## begin

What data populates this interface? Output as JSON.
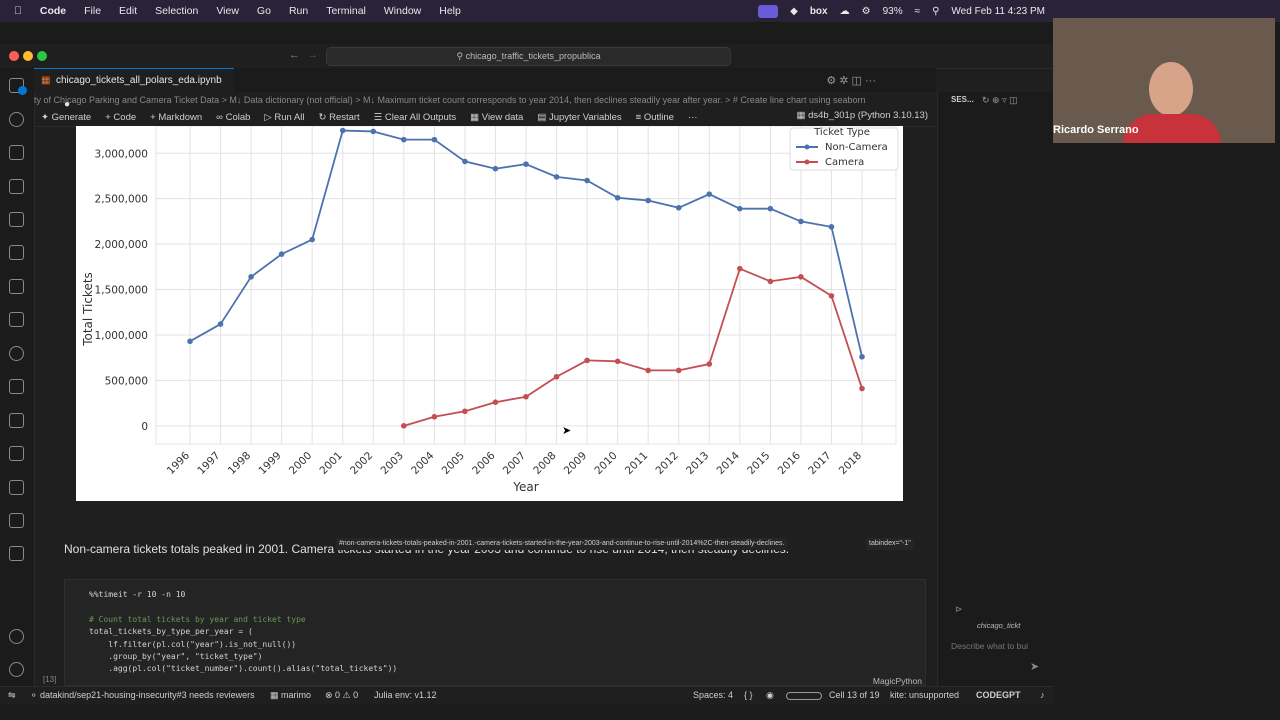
{
  "menubar": {
    "app": "Code",
    "items": [
      "File",
      "Edit",
      "Selection",
      "View",
      "Go",
      "Run",
      "Terminal",
      "Window",
      "Help"
    ],
    "battery": "93%",
    "datetime": "Wed Feb 11  4:23 PM",
    "box": "box"
  },
  "window": {
    "command_center": "chicago_traffic_tickets_propublica",
    "tab_title": "chicago_tickets_all_polars_eda.ipynb",
    "breadcrumb": "ty of Chicago Parking and Camera Ticket Data  >  M↓ Data dictionary (not official)  >  M↓ Maximum ticket count corresponds to year 2014, then declines steadily year after year.  >  # Create line chart using seaborn",
    "toolbar": [
      "Generate",
      "Code",
      "Markdown",
      "Colab",
      "Run All",
      "Restart",
      "Clear All Outputs",
      "View data",
      "Jupyter Variables",
      "Outline",
      "···"
    ],
    "kernel": "ds4b_301p (Python 3.10.13)"
  },
  "chart_data": {
    "type": "line",
    "xlabel": "Year",
    "ylabel": "Total Tickets",
    "legend_title": "Ticket Type",
    "legend_position": "top-right",
    "grid": true,
    "ylim": [
      -200000,
      3300000
    ],
    "yticks": [
      0,
      500000,
      1000000,
      1500000,
      2000000,
      2500000,
      3000000
    ],
    "ytick_labels": [
      "0",
      "500,000",
      "1,000,000",
      "1,500,000",
      "2,000,000",
      "2,500,000",
      "3,000,000"
    ],
    "x": [
      "1996",
      "1997",
      "1998",
      "1999",
      "2000",
      "2001",
      "2002",
      "2003",
      "2004",
      "2005",
      "2006",
      "2007",
      "2008",
      "2009",
      "2010",
      "2011",
      "2012",
      "2013",
      "2014",
      "2015",
      "2016",
      "2017",
      "2018"
    ],
    "series": [
      {
        "name": "Non-Camera",
        "color": "#4c72b0",
        "values": [
          930000,
          1120000,
          1640000,
          1890000,
          2050000,
          3250000,
          3240000,
          3150000,
          3150000,
          2910000,
          2830000,
          2880000,
          2740000,
          2700000,
          2510000,
          2480000,
          2400000,
          2550000,
          2390000,
          2390000,
          2250000,
          2190000,
          760000
        ]
      },
      {
        "name": "Camera",
        "color": "#c44e52",
        "values": [
          null,
          null,
          null,
          null,
          null,
          null,
          null,
          0,
          100000,
          160000,
          260000,
          320000,
          540000,
          720000,
          710000,
          610000,
          610000,
          680000,
          1730000,
          1590000,
          1640000,
          1430000,
          410000
        ]
      }
    ]
  },
  "markdown_cell": {
    "text": "Non-camera tickets totals peaked in 2001. Camera tickets started in the year 2003 and continue to rise until 2014, then steadily declines.",
    "tooltip": "#non-camera-tickets-totals-peaked-in-2001.-camera-tickets-started-in-the-year-2003-and-continue-to-rise-until-2014%2C-then-steadily-declines.",
    "tabindex": "tabindex=\"-1\""
  },
  "code_cell": {
    "lines": [
      "%%timeit -r 10 -n 10",
      "",
      "# Count total tickets by year and ticket type",
      "total_tickets_by_type_per_year = (",
      "    lf.filter(pl.col(\"year\").is_not_null())",
      "    .group_by(\"year\", \"ticket_type\")",
      "    .agg(pl.col(\"ticket_number\").count().alias(\"total_tickets\"))"
    ],
    "cell_number": "[13]",
    "language": "MagicPython"
  },
  "side_panel": {
    "title": "SES...",
    "chat_file": "chicago_tickt",
    "chat_placeholder": "Describe what to bui"
  },
  "statusbar": {
    "branch": "datakind/sep21-housing-insecurity#3 needs reviewers",
    "marimo": "marimo",
    "problems": "⊗ 0  ⚠ 0",
    "julia": "Julia env: v1.12",
    "spaces": "Spaces: 4",
    "braces": "{ }",
    "cell": "Cell 13 of 19",
    "kite": "kite: unsupported",
    "codegpt": "CODEGPT"
  },
  "webcam": {
    "name": "Ricardo Serrano"
  }
}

## end

= Task goal =
Copy out the entries verbatim and leave the images out.

= Answer to this task =
What data populates this interface? Output as JSON.
{
  "menubar": {
    "app": "Code",
    "items": [
      "File",
      "Edit",
      "Selection",
      "View",
      "Go",
      "Run",
      "Terminal",
      "Window",
      "Help"
    ],
    "battery": "93%",
    "datetime": "Wed Feb 11  4:23 PM",
    "box": "box"
  },
  "window": {
    "command_center": "chicago_traffic_tickets_propublica",
    "tab_title": "chicago_tickets_all_polars_eda.ipynb",
    "breadcrumb": "ty of Chicago Parking and Camera Ticket Data  >  M↓ Data dictionary (not official)  >  M↓ Maximum ticket count corresponds to year 2014, then declines steadily year after year.  >  # Create line chart using seaborn",
    "toolbar": [
      "Generate",
      "Code",
      "Markdown",
      "Colab",
      "Run All",
      "Restart",
      "Clear All Outputs",
      "View data",
      "Jupyter Variables",
      "Outline",
      "···"
    ],
    "kernel": "ds4b_301p (Python 3.10.13)"
  },
  "chart_data": {
    "type": "line",
    "xlabel": "Year",
    "ylabel": "Total Tickets",
    "legend_title": "Ticket Type",
    "legend_position": "top-right",
    "grid": true,
    "ylim": [
      -200000,
      3300000
    ],
    "yticks": [
      0,
      500000,
      1000000,
      1500000,
      2000000,
      2500000,
      3000000
    ],
    "ytick_labels": [
      "0",
      "500,000",
      "1,000,000",
      "1,500,000",
      "2,000,000",
      "2,500,000",
      "3,000,000"
    ],
    "x": [
      "1996",
      "1997",
      "1998",
      "1999",
      "2000",
      "2001",
      "2002",
      "2003",
      "2004",
      "2005",
      "2006",
      "2007",
      "2008",
      "2009",
      "2010",
      "2011",
      "2012",
      "2013",
      "2014",
      "2015",
      "2016",
      "2017",
      "2018"
    ],
    "series": [
      {
        "name": "Non-Camera",
        "color": "#4c72b0",
        "values": [
          930000,
          1120000,
          1640000,
          1890000,
          2050000,
          3250000,
          3240000,
          3150000,
          3150000,
          2910000,
          2830000,
          2880000,
          2740000,
          2700000,
          2510000,
          2480000,
          2400000,
          2550000,
          2390000,
          2390000,
          2250000,
          2190000,
          760000
        ]
      },
      {
        "name": "Camera",
        "color": "#c44e52",
        "values": [
          null,
          null,
          null,
          null,
          null,
          null,
          null,
          0,
          100000,
          160000,
          260000,
          320000,
          540000,
          720000,
          710000,
          610000,
          610000,
          680000,
          1730000,
          1590000,
          1640000,
          1430000,
          410000
        ]
      }
    ]
  },
  "markdown_cell": {
    "text": "Non-camera tickets totals peaked in 2001. Camera tickets started in the year 2003 and continue to rise until 2014, then steadily declines.",
    "tooltip": "#non-camera-tickets-totals-peaked-in-2001.-camera-tickets-started-in-the-year-2003-and-continue-to-rise-until-2014%2C-then-steadily-declines.",
    "tabindex": "tabindex=\"-1\""
  },
  "code_cell": {
    "lines": [
      "%%timeit -r 10 -n 10",
      "",
      "# Count total tickets by year and ticket type",
      "total_tickets_by_type_per_year = (",
      "    lf.filter(pl.col(\"year\").is_not_null())",
      "    .group_by(\"year\", \"ticket_type\")",
      "    .agg(pl.col(\"ticket_number\").count().alias(\"total_tickets\"))"
    ],
    "cell_number": "[13]",
    "language": "MagicPython"
  },
  "side_panel": {
    "title": "SES...",
    "chat_file": "chicago_tickt",
    "chat_placeholder": "Describe what to bui"
  },
  "statusbar": {
    "branch": "datakind/sep21-housing-insecurity#3 needs reviewers",
    "marimo": "marimo",
    "problems": "⊗ 0  ⚠ 0",
    "julia": "Julia env: v1.12",
    "spaces": "Spaces: 4",
    "braces": "{ }",
    "cell": "Cell 13 of 19",
    "kite": "kite: unsupported",
    "codegpt": "CODEGPT"
  },
  "webcam": {
    "name": "Ricardo Serrano"
  }
}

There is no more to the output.